**** Information given

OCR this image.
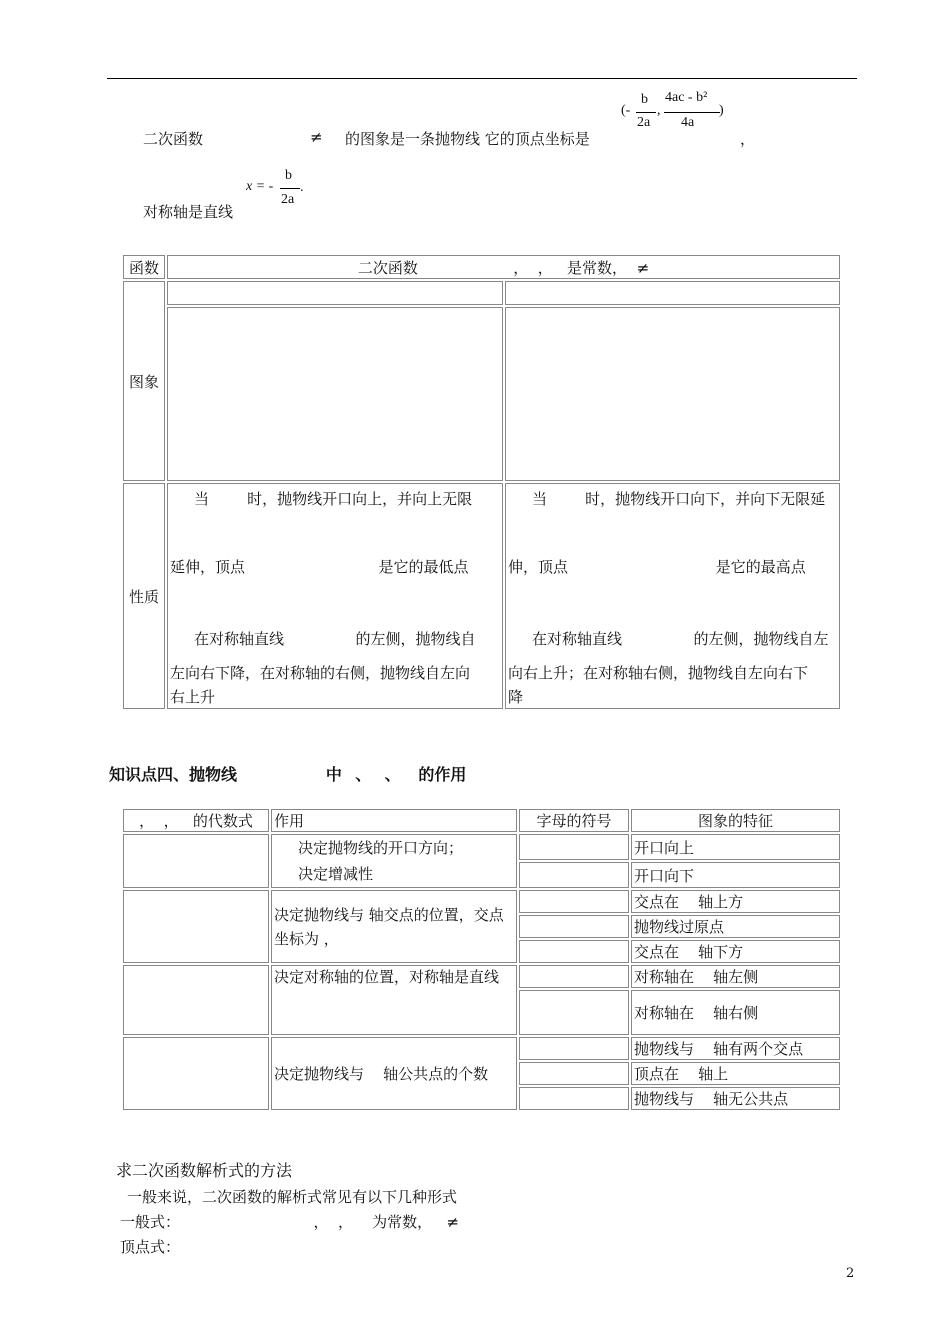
二次函数	≠ 的图象是一条抛物线 它的顶点坐标是
(-
b
2a
,
4ac - b²
4a
)
，
x = -
b
2a
.
对称轴是直线
函数	二次函数                    ，  ，   是常数，  ≠	
图象		

性质	当        时，抛物线开口向上，并向上无限
延伸，顶点                            是它的最低点
在对称轴直线               的左侧，抛物线自
左向右下降，在对称轴的右侧，抛物线自左向
右上升	当        时，抛物线开口向下，并向下无限延
伸，顶点                               是它的最高点
在对称轴直线               的左侧，抛物线自左
向右上升；在对称轴右侧，抛物线自左向右下
降
知识点四、抛物线                    中   、   、    的作用
，  ，   的代数式	作用	字母的符号	图象的特征

	决定抛物线的开口方向；
决定增减性		开口向上
			开口向下
	决定抛物线与 轴交点的位置，交点坐标为 ，		交点在    轴上方
			抛物线过原点
			交点在    轴下方
	决定对称轴的位置，对称轴是直线		对称轴在    轴左侧
			对称轴在    轴右侧
	决定抛物线与    轴公共点的个数		抛物线与    轴有两个交点
			顶点在    轴上
			抛物线与    轴无公共点
求二次函数解析式的方法
一般来说，二次函数的解析式常见有以下几种形式
一般式：                            ，  ，    为常数，   ≠
顶点式：
2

********

#### [Task brief]
From the material above, copy everything exactly but the pictures.

#### [Task solution]
OCR this image.
二次函数	≠ 的图象是一条抛物线 它的顶点坐标是
(-
b
2a
,
4ac - b²
4a
)
，
x = -
b
2a
.
对称轴是直线
函数	二次函数                    ，  ，   是常数，  ≠	
图象		

性质	当        时，抛物线开口向上，并向上无限
延伸，顶点                            是它的最低点
在对称轴直线               的左侧，抛物线自
左向右下降，在对称轴的右侧，抛物线自左向
右上升	当        时，抛物线开口向下，并向下无限延
伸，顶点                               是它的最高点
在对称轴直线               的左侧，抛物线自左
向右上升；在对称轴右侧，抛物线自左向右下
降
知识点四、抛物线                    中   、   、    的作用
，  ，   的代数式	作用	字母的符号	图象的特征

	决定抛物线的开口方向；
决定增减性		开口向上
			开口向下
	决定抛物线与 轴交点的位置，交点坐标为 ，		交点在    轴上方
			抛物线过原点
			交点在    轴下方
	决定对称轴的位置，对称轴是直线		对称轴在    轴左侧
			对称轴在    轴右侧
	决定抛物线与    轴公共点的个数		抛物线与    轴有两个交点
			顶点在    轴上
			抛物线与    轴无公共点
求二次函数解析式的方法
一般来说，二次函数的解析式常见有以下几种形式
一般式：                            ，  ，    为常数，   ≠
顶点式：
2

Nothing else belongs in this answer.